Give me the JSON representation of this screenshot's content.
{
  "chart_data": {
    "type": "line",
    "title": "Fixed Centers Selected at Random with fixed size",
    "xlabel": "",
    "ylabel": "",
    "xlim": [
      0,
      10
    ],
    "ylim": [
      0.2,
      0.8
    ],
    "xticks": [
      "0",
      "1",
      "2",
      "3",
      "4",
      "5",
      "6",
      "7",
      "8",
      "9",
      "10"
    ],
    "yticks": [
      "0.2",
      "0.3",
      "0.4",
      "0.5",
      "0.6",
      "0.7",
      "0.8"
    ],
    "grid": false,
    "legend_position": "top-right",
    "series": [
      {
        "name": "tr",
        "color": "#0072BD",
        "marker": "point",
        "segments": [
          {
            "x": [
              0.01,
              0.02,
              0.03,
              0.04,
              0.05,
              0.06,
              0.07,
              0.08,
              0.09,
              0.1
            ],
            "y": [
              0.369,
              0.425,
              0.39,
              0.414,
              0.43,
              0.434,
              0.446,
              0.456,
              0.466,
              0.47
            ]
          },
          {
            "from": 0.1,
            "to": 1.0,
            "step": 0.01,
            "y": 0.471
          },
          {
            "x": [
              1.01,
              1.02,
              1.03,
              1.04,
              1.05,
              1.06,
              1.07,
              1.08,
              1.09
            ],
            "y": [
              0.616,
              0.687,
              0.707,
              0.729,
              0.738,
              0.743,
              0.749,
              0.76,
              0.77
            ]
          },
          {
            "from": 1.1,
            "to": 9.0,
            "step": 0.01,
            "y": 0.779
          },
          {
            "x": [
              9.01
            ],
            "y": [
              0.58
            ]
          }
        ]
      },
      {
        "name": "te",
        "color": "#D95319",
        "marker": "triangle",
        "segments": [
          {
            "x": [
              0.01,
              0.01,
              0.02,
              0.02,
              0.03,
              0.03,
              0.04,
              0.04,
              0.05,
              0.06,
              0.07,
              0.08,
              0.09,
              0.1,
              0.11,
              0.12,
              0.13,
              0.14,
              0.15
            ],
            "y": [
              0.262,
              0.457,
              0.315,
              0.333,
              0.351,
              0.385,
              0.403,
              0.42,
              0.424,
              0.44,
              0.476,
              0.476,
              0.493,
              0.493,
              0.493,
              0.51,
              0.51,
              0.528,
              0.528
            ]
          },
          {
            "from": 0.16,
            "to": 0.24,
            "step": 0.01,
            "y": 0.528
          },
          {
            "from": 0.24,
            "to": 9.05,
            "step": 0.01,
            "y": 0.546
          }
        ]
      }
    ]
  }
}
-=-=-
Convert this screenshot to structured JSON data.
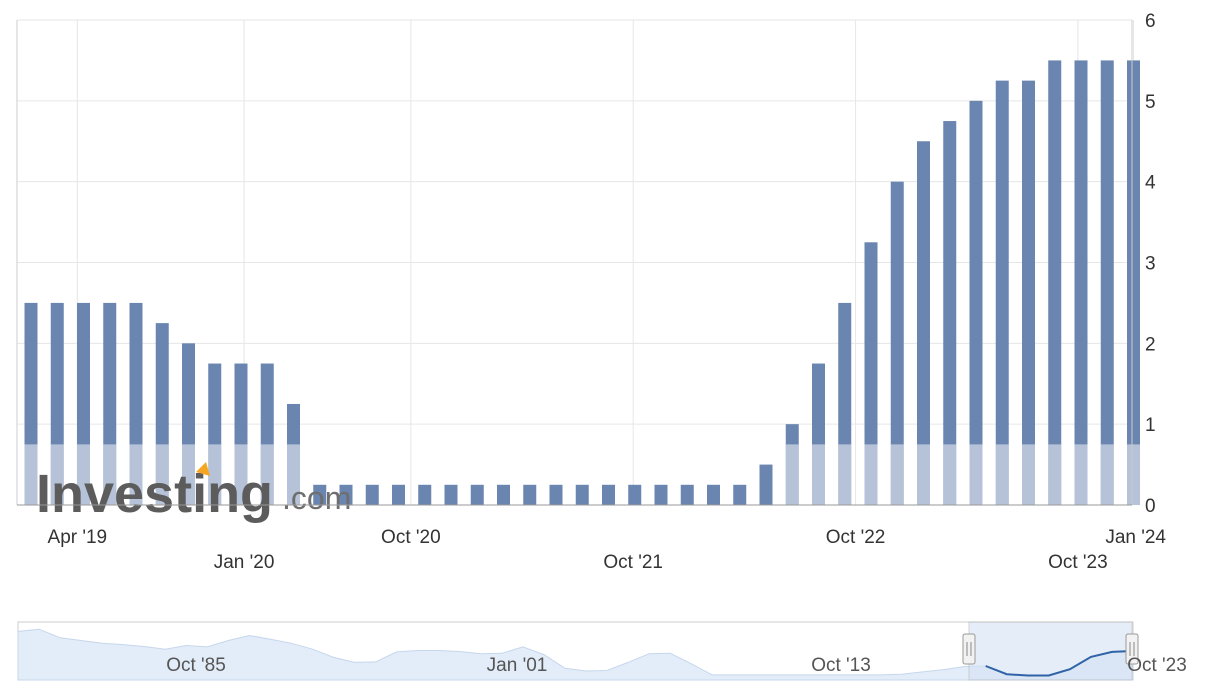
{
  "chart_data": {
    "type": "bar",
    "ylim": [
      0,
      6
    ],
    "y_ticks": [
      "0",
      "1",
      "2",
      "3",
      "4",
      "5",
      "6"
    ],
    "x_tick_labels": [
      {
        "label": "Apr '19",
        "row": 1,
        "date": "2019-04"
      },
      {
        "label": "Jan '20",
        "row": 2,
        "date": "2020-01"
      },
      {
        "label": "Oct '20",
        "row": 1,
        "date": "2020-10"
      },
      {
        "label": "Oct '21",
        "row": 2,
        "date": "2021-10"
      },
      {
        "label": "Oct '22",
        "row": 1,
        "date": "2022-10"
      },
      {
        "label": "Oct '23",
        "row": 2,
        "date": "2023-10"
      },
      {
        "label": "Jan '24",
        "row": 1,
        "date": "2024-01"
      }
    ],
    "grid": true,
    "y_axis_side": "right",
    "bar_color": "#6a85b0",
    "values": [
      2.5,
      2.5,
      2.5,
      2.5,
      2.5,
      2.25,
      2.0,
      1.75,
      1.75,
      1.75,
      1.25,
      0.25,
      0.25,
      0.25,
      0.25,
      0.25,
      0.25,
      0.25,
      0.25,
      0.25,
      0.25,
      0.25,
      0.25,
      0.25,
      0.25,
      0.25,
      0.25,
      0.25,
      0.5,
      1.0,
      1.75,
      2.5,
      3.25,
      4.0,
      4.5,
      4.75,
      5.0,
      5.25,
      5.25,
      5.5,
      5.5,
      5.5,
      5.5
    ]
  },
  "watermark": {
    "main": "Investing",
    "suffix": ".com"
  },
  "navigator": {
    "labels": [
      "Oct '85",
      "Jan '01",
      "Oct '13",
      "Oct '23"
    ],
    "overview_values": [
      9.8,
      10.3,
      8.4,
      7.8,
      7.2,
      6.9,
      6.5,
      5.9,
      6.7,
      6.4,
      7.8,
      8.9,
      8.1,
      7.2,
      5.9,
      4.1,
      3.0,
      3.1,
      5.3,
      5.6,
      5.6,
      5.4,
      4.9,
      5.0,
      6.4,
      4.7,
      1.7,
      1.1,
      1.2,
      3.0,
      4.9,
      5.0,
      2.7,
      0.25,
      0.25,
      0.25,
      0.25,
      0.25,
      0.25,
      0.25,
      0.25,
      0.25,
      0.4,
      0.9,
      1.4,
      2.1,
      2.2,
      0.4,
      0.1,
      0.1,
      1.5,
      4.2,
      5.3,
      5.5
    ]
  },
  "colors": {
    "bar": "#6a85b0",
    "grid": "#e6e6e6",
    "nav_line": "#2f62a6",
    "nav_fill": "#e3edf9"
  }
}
-=-=-
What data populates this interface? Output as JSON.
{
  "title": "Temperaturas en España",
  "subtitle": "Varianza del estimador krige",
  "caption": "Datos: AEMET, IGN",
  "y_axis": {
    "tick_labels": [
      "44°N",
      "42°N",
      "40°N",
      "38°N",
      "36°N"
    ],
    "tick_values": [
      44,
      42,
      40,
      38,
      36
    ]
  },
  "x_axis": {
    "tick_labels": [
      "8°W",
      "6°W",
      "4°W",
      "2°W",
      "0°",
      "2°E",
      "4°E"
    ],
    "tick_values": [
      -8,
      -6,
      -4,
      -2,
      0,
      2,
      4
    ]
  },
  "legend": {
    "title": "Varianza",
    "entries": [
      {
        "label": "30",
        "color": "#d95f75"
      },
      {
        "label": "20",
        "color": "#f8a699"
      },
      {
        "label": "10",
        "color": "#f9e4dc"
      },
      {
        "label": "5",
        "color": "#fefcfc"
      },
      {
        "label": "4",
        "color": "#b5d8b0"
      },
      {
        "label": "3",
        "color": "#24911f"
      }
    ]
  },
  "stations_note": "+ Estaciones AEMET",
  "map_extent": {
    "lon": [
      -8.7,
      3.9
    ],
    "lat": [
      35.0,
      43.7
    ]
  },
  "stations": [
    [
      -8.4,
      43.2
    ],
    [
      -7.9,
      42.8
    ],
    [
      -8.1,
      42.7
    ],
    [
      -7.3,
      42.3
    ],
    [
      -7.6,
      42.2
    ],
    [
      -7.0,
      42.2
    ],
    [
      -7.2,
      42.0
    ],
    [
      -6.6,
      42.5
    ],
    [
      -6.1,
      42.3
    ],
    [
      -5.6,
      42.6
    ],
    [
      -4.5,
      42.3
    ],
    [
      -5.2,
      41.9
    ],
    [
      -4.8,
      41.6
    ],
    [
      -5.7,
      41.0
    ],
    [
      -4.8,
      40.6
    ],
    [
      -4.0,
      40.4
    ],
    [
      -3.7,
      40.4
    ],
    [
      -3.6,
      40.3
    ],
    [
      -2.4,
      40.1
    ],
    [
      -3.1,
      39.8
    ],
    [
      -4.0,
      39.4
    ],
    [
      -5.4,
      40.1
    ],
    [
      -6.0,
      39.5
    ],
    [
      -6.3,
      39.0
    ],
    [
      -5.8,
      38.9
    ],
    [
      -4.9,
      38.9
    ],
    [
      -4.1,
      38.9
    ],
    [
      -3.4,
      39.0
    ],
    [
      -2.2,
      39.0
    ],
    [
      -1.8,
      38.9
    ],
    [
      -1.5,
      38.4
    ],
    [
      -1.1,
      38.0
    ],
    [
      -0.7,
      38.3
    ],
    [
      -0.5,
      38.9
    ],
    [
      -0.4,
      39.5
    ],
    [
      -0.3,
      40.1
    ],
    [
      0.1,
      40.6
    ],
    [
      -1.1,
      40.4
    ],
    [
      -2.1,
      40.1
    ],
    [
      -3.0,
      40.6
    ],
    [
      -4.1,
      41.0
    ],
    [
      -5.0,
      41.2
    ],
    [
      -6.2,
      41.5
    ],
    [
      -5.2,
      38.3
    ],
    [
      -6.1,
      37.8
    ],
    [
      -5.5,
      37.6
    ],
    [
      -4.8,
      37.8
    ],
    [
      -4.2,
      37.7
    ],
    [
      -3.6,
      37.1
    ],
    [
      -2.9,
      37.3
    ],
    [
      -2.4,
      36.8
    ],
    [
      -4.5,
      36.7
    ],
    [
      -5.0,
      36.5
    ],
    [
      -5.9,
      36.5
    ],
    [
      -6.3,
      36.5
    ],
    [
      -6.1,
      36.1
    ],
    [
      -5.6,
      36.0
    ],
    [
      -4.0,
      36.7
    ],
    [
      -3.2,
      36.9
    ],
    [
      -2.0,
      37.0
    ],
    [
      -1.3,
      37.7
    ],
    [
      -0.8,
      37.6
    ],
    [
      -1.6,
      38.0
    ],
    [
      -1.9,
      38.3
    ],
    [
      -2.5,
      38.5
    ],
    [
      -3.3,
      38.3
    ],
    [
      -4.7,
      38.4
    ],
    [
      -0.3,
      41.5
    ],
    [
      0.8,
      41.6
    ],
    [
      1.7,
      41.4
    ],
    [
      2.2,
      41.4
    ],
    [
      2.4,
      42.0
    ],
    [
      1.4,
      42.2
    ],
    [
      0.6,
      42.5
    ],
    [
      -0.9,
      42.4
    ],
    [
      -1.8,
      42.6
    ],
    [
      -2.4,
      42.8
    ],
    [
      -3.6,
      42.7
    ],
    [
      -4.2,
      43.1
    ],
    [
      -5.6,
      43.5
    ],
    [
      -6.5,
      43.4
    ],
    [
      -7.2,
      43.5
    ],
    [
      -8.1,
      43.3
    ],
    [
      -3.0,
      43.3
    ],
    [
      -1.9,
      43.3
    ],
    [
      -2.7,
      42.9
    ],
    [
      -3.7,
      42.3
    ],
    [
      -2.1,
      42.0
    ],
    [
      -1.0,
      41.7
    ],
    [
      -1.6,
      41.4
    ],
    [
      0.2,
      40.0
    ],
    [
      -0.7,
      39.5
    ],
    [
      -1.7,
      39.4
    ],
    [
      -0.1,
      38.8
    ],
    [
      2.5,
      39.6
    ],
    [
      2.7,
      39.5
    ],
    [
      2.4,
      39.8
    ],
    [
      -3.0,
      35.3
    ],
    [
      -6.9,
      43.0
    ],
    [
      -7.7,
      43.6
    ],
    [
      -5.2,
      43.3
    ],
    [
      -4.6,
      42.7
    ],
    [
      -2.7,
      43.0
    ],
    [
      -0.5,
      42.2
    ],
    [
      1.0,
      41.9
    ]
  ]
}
-=-=-
▶ _Problem_
From the listing above, copy out each line where the word "Varianza" appears.

▶ _Output of the exercise_
  "subtitle": "Varianza del estimador krige",
    "title": "Varianza",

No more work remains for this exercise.